* START *
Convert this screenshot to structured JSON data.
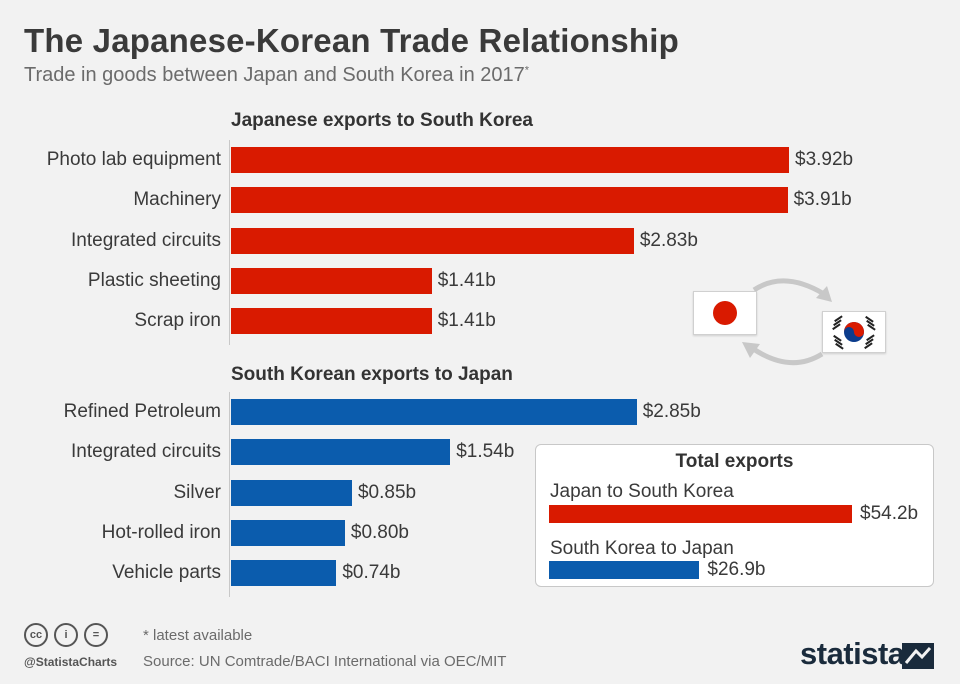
{
  "title": "The Japanese-Korean Trade Relationship",
  "subtitle": "Trade in goods between Japan and South Korea in 2017",
  "subtitle_mark": "*",
  "colors": {
    "japan_red": "#d91a00",
    "korea_blue": "#0b5cad"
  },
  "chart_data": [
    {
      "type": "bar",
      "orientation": "horizontal",
      "title": "Japanese exports to South Korea",
      "categories": [
        "Photo lab equipment",
        "Machinery",
        "Integrated circuits",
        "Plastic sheeting",
        "Scrap iron"
      ],
      "values": [
        3.92,
        3.91,
        2.83,
        1.41,
        1.41
      ],
      "value_labels": [
        "$3.92b",
        "$3.91b",
        "$2.83b",
        "$1.41b",
        "$1.41b"
      ],
      "unit": "billion USD",
      "xlim": [
        0,
        3.92
      ],
      "color": "#d91a00"
    },
    {
      "type": "bar",
      "orientation": "horizontal",
      "title": "South Korean exports to Japan",
      "categories": [
        "Refined Petroleum",
        "Integrated circuits",
        "Silver",
        "Hot-rolled iron",
        "Vehicle parts"
      ],
      "values": [
        2.85,
        1.54,
        0.85,
        0.8,
        0.74
      ],
      "value_labels": [
        "$2.85b",
        "$1.54b",
        "$0.85b",
        "$0.80b",
        "$0.74b"
      ],
      "unit": "billion USD",
      "xlim": [
        0,
        3.92
      ],
      "color": "#0b5cad"
    },
    {
      "type": "bar",
      "orientation": "horizontal",
      "title": "Total exports",
      "categories": [
        "Japan to South Korea",
        "South Korea to Japan"
      ],
      "values": [
        54.2,
        26.9
      ],
      "value_labels": [
        "$54.2b",
        "$26.9b"
      ],
      "unit": "billion USD",
      "xlim": [
        0,
        54.2
      ],
      "colors": [
        "#d91a00",
        "#0b5cad"
      ]
    }
  ],
  "flags": {
    "left": "japan-flag-icon",
    "right": "south-korea-flag-icon",
    "arrows": "exchange-arrows-icon"
  },
  "footer": {
    "note": "* latest available",
    "source": "Source: UN Comtrade/BACI International via OEC/MIT",
    "handle": "@StatistaCharts",
    "license_icons": [
      "cc",
      "by",
      "nd"
    ],
    "license_glyphs": [
      "cc",
      "i",
      "="
    ],
    "logo": "statista"
  }
}
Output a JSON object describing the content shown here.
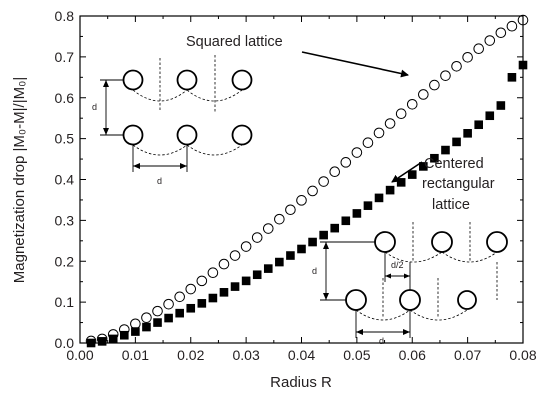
{
  "chart_data": {
    "type": "scatter",
    "xlabel": "Radius R",
    "ylabel": "Magnetization drop |M₀-M|/|M₀|",
    "xlim": [
      0.0,
      0.08
    ],
    "ylim": [
      0.0,
      0.8
    ],
    "xticks": [
      "0.00",
      "0.01",
      "0.02",
      "0.03",
      "0.04",
      "0.05",
      "0.06",
      "0.07",
      "0.08"
    ],
    "yticks": [
      "0.0",
      "0.1",
      "0.2",
      "0.3",
      "0.4",
      "0.5",
      "0.6",
      "0.7",
      "0.8"
    ],
    "grid": false,
    "series": [
      {
        "name": "Squared lattice",
        "marker": "open-circle",
        "x": [
          0.002,
          0.004,
          0.006,
          0.008,
          0.01,
          0.012,
          0.014,
          0.016,
          0.018,
          0.02,
          0.022,
          0.024,
          0.026,
          0.028,
          0.03,
          0.032,
          0.034,
          0.036,
          0.038,
          0.04,
          0.042,
          0.044,
          0.046,
          0.048,
          0.05,
          0.052,
          0.054,
          0.056,
          0.058,
          0.06,
          0.062,
          0.064,
          0.066,
          0.068,
          0.07,
          0.072,
          0.074,
          0.076,
          0.078,
          0.08
        ],
        "y": [
          0.005,
          0.01,
          0.021,
          0.033,
          0.047,
          0.062,
          0.078,
          0.095,
          0.113,
          0.132,
          0.152,
          0.172,
          0.193,
          0.214,
          0.236,
          0.258,
          0.28,
          0.303,
          0.326,
          0.349,
          0.372,
          0.395,
          0.419,
          0.442,
          0.466,
          0.49,
          0.514,
          0.537,
          0.561,
          0.584,
          0.608,
          0.631,
          0.654,
          0.677,
          0.699,
          0.72,
          0.74,
          0.759,
          0.775,
          0.79
        ]
      },
      {
        "name": "Centered rectangular lattice",
        "marker": "filled-square",
        "x": [
          0.002,
          0.004,
          0.006,
          0.008,
          0.01,
          0.012,
          0.014,
          0.016,
          0.018,
          0.02,
          0.022,
          0.024,
          0.026,
          0.028,
          0.03,
          0.032,
          0.034,
          0.036,
          0.038,
          0.04,
          0.042,
          0.044,
          0.046,
          0.048,
          0.05,
          0.052,
          0.054,
          0.056,
          0.058,
          0.06,
          0.062,
          0.064,
          0.066,
          0.068,
          0.07,
          0.072,
          0.074,
          0.076,
          0.078,
          0.08
        ],
        "y": [
          0.0,
          0.004,
          0.01,
          0.019,
          0.028,
          0.039,
          0.05,
          0.061,
          0.073,
          0.085,
          0.097,
          0.11,
          0.124,
          0.138,
          0.152,
          0.167,
          0.182,
          0.198,
          0.214,
          0.23,
          0.247,
          0.264,
          0.281,
          0.299,
          0.317,
          0.336,
          0.355,
          0.374,
          0.393,
          0.412,
          0.432,
          0.452,
          0.472,
          0.492,
          0.513,
          0.534,
          0.556,
          0.581,
          0.65,
          0.68
        ]
      }
    ],
    "annotations": [
      {
        "text": "Squared lattice",
        "target_series": 0
      },
      {
        "text": "Centered",
        "target_series": 1
      },
      {
        "text": "rectangular",
        "target_series": 1
      },
      {
        "text": "lattice",
        "target_series": 1
      }
    ],
    "inset_labels": {
      "square": {
        "vertical": "d",
        "horizontal": "d"
      },
      "centered": {
        "vertical": "d",
        "half": "d/2",
        "horizontal": "d"
      }
    }
  }
}
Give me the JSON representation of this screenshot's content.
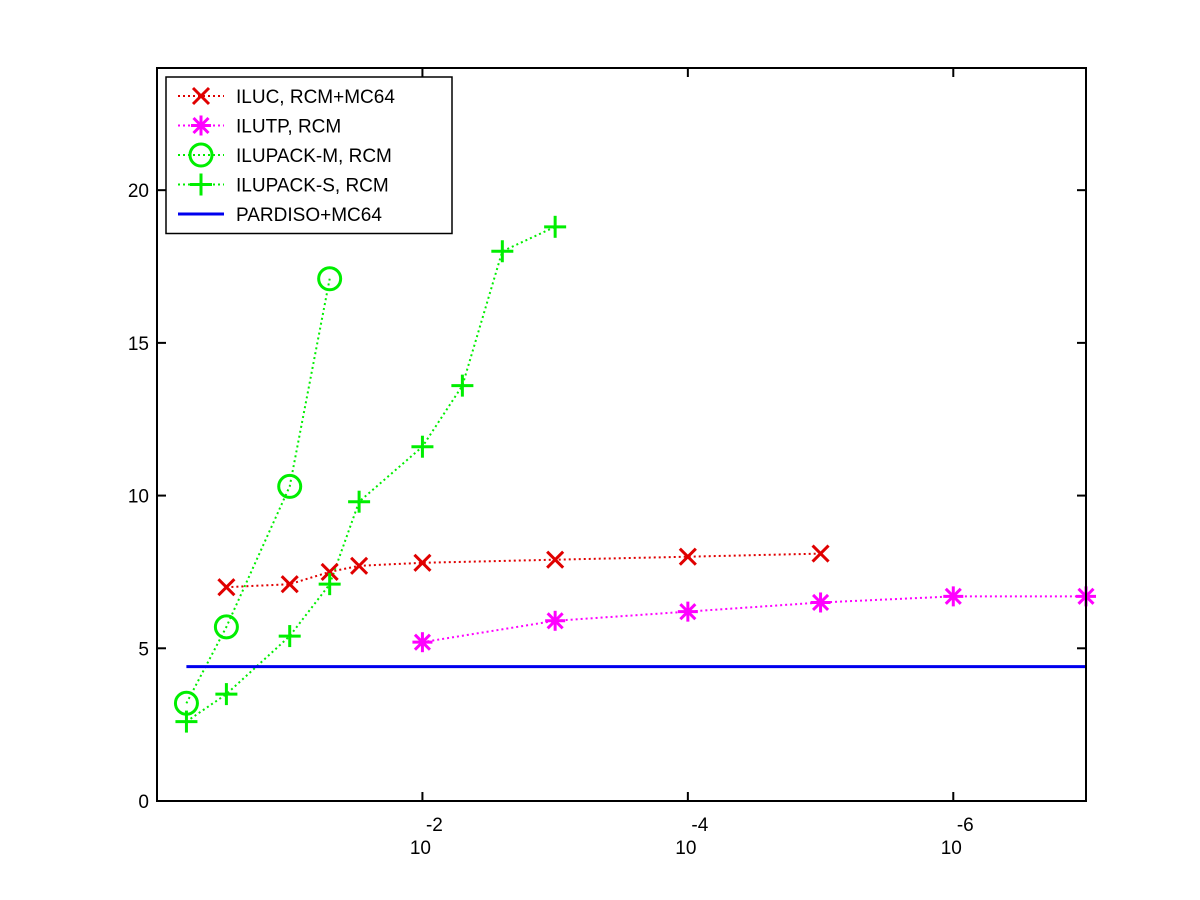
{
  "chart_data": {
    "type": "line",
    "x_scale": "log10-reversed",
    "xlim": [
      1,
      1e-07
    ],
    "ylim": [
      0,
      24
    ],
    "grid": false,
    "legend_position": "top-left",
    "x_ticks": [
      {
        "value": 0.01,
        "base": "10",
        "exponent": "-2"
      },
      {
        "value": 0.0001,
        "base": "10",
        "exponent": "-4"
      },
      {
        "value": 1e-06,
        "base": "10",
        "exponent": "-6"
      }
    ],
    "y_ticks": [
      0,
      5,
      10,
      15,
      20
    ],
    "y_tick_labels": [
      "0",
      "5",
      "10",
      "15",
      "20"
    ],
    "series": [
      {
        "name": "ILUC, RCM+MC64",
        "color": "#e00000",
        "marker": "x",
        "line_style": "dotted",
        "x": [
          0.3,
          0.1,
          0.05,
          0.03,
          0.01,
          0.001,
          0.0001,
          1e-05
        ],
        "y": [
          7.0,
          7.1,
          7.5,
          7.7,
          7.8,
          7.9,
          8.0,
          8.1
        ]
      },
      {
        "name": "ILUTP, RCM",
        "color": "#ff00ff",
        "marker": "asterisk",
        "line_style": "dotted",
        "x": [
          0.01,
          0.001,
          0.0001,
          1e-05,
          1e-06,
          1e-07
        ],
        "y": [
          5.2,
          5.9,
          6.2,
          6.5,
          6.7,
          6.7
        ]
      },
      {
        "name": "ILUPACK-M, RCM",
        "color": "#00ee00",
        "marker": "circle",
        "line_style": "dotted",
        "x": [
          0.6,
          0.3,
          0.1,
          0.05
        ],
        "y": [
          3.2,
          5.7,
          10.3,
          17.1
        ]
      },
      {
        "name": "ILUPACK-S, RCM",
        "color": "#00ee00",
        "marker": "plus",
        "line_style": "dotted",
        "x": [
          0.6,
          0.3,
          0.1,
          0.05,
          0.03,
          0.01,
          0.005,
          0.0025,
          0.001
        ],
        "y": [
          2.6,
          3.5,
          5.4,
          7.1,
          9.8,
          11.6,
          13.6,
          18.0,
          18.8
        ]
      },
      {
        "name": "PARDISO+MC64",
        "color": "#0000ee",
        "marker": "none",
        "line_style": "solid",
        "x": [
          0.6,
          1e-07
        ],
        "y": [
          4.4,
          4.4
        ]
      }
    ]
  }
}
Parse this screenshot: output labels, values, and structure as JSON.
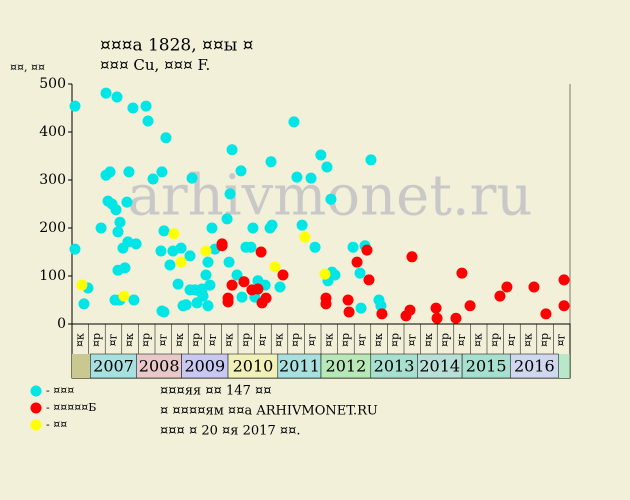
{
  "chart_data": {
    "type": "scatter",
    "title": "¤¤¤а 1828, ¤¤ы ¤",
    "subtitle": "¤¤¤ Cu, ¤¤¤ F.",
    "y_label": "¤¤, ¤¤",
    "watermark": "arhivmonet.ru",
    "xlim": [
      0,
      30
    ],
    "ylim": [
      0,
      500
    ],
    "yticks": [
      0,
      100,
      200,
      300,
      400,
      500
    ],
    "xticks": [
      {
        "value": 0.5,
        "label": "¤к"
      },
      {
        "value": 1.5,
        "label": "¤р"
      },
      {
        "value": 2.5,
        "label": "¤г"
      },
      {
        "value": 3.5,
        "label": "¤к"
      },
      {
        "value": 4.5,
        "label": "¤р"
      },
      {
        "value": 5.5,
        "label": "¤г"
      },
      {
        "value": 6.5,
        "label": "¤к"
      },
      {
        "value": 7.5,
        "label": "¤р"
      },
      {
        "value": 8.5,
        "label": "¤г"
      },
      {
        "value": 9.5,
        "label": "¤к"
      },
      {
        "value": 10.5,
        "label": "¤р"
      },
      {
        "value": 11.5,
        "label": "¤г"
      },
      {
        "value": 12.5,
        "label": "¤к"
      },
      {
        "value": 13.5,
        "label": "¤р"
      },
      {
        "value": 14.5,
        "label": "¤г"
      },
      {
        "value": 15.5,
        "label": "¤к"
      },
      {
        "value": 16.5,
        "label": "¤р"
      },
      {
        "value": 17.5,
        "label": "¤г"
      },
      {
        "value": 18.5,
        "label": "¤к"
      },
      {
        "value": 19.5,
        "label": "¤р"
      },
      {
        "value": 20.5,
        "label": "¤г"
      },
      {
        "value": 21.5,
        "label": "¤к"
      },
      {
        "value": 22.5,
        "label": "¤р"
      },
      {
        "value": 23.5,
        "label": "¤г"
      },
      {
        "value": 24.5,
        "label": "¤к"
      },
      {
        "value": 25.5,
        "label": "¤р"
      },
      {
        "value": 26.5,
        "label": "¤г"
      },
      {
        "value": 27.5,
        "label": "¤к"
      },
      {
        "value": 28.5,
        "label": "¤р"
      },
      {
        "value": 29.5,
        "label": "¤г"
      }
    ],
    "year_groups": [
      {
        "label": "2007",
        "from": 1.1,
        "to": 3.9,
        "color": "#a8e0e0"
      },
      {
        "label": "2008",
        "from": 3.9,
        "to": 6.6,
        "color": "#e8c8c8"
      },
      {
        "label": "2009",
        "from": 6.6,
        "to": 9.4,
        "color": "#c8c8f0"
      },
      {
        "label": "2010",
        "from": 9.4,
        "to": 12.4,
        "color": "#f0f0b8"
      },
      {
        "label": "2011",
        "from": 12.4,
        "to": 15.0,
        "color": "#a8e0e0"
      },
      {
        "label": "2012",
        "from": 15.0,
        "to": 18.0,
        "color": "#b8e8b8"
      },
      {
        "label": "2013",
        "from": 18.0,
        "to": 20.8,
        "color": "#a8e0d0"
      },
      {
        "label": "2014",
        "from": 20.8,
        "to": 23.5,
        "color": "#b8e0d8"
      },
      {
        "label": "2015",
        "from": 23.5,
        "to": 26.4,
        "color": "#a8e0d0"
      },
      {
        "label": "2016",
        "from": 26.4,
        "to": 29.3,
        "color": "#d0d8f0"
      }
    ],
    "series": [
      {
        "name": "- ¤¤¤",
        "color": "#00e5e5",
        "x": [
          0.18,
          0.18,
          0.72,
          0.96,
          1.75,
          2.05,
          2.05,
          2.29,
          2.17,
          2.41,
          2.71,
          2.65,
          2.77,
          2.89,
          2.77,
          2.59,
          2.89,
          3.07,
          3.19,
          3.31,
          3.43,
          3.37,
          3.67,
          3.73,
          3.86,
          4.46,
          4.58,
          4.88,
          5.36,
          5.42,
          5.54,
          5.66,
          5.42,
          5.54,
          5.9,
          6.08,
          6.39,
          6.57,
          6.69,
          6.87,
          7.11,
          7.23,
          7.11,
          7.41,
          7.53,
          7.65,
          7.83,
          7.89,
          8.07,
          8.19,
          8.19,
          8.31,
          8.43,
          8.61,
          9.34,
          9.46,
          9.52,
          9.64,
          9.94,
          10.18,
          10.24,
          10.48,
          10.78,
          10.9,
          11.02,
          11.2,
          11.63,
          11.93,
          12.05,
          11.99,
          12.53,
          13.37,
          13.55,
          13.86,
          14.4,
          14.64,
          14.99,
          15.36,
          15.6,
          15.66,
          15.84,
          15.42,
          16.93,
          17.35,
          17.41,
          17.65,
          18.01,
          18.49,
          18.61
        ],
        "values": [
          156,
          454,
          42,
          75,
          200,
          481,
          310,
          317,
          256,
          250,
          473,
          238,
          192,
          212,
          112,
          50,
          50,
          158,
          117,
          254,
          317,
          171,
          450,
          50,
          167,
          454,
          423,
          302,
          152,
          317,
          194,
          388,
          27,
          25,
          123,
          152,
          83,
          158,
          38,
          40,
          71,
          304,
          142,
          71,
          44,
          69,
          73,
          58,
          102,
          129,
          38,
          81,
          200,
          156,
          219,
          129,
          271,
          363,
          102,
          319,
          56,
          160,
          160,
          200,
          56,
          90,
          81,
          200,
          206,
          338,
          77,
          421,
          306,
          206,
          304,
          160,
          352,
          327,
          260,
          108,
          102,
          90,
          160,
          106,
          33,
          163,
          342,
          50,
          38
        ]
      },
      {
        "name": "- ¤¤¤¤¤Б",
        "color": "#ff0000",
        "x": [
          9.04,
          9.04,
          9.4,
          9.4,
          9.64,
          10.36,
          10.84,
          11.2,
          11.39,
          11.45,
          11.69,
          12.71,
          15.3,
          15.3,
          16.63,
          16.69,
          17.17,
          17.77,
          17.89,
          18.67,
          20.12,
          20.36,
          20.48,
          21.93,
          21.99,
          23.13,
          23.49,
          23.98,
          25.78,
          26.2,
          27.83,
          28.55,
          29.64,
          29.64
        ],
        "values": [
          167,
          163,
          54,
          46,
          81,
          88,
          71,
          73,
          150,
          44,
          54,
          102,
          54,
          42,
          50,
          25,
          129,
          154,
          92,
          21,
          17,
          29,
          140,
          33,
          12,
          12,
          106,
          38,
          58,
          77,
          77,
          21,
          92,
          38
        ]
      },
      {
        "name": "- ¤¤",
        "color": "#ffff00",
        "x": [
          0.6,
          3.13,
          6.14,
          6.57,
          8.07,
          12.23,
          14.03,
          15.24
        ],
        "values": [
          81,
          58,
          188,
          129,
          152,
          119,
          181,
          104
        ]
      }
    ],
    "notes": [
      "¤¤¤яя ¤¤ 147 ¤¤",
      "¤ ¤¤¤¤ям ¤¤а ARHIVMONET.RU",
      "¤¤¤ ¤ 20 ¤я 2017 ¤¤."
    ]
  }
}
* END *
*Work required*
Search the data for "exports" and list every line in which it occurs.

*Response to the task*
      "title": "Japanese exports to South Korea",
      "title": "South Korean exports to Japan",
      "title": "Total exports",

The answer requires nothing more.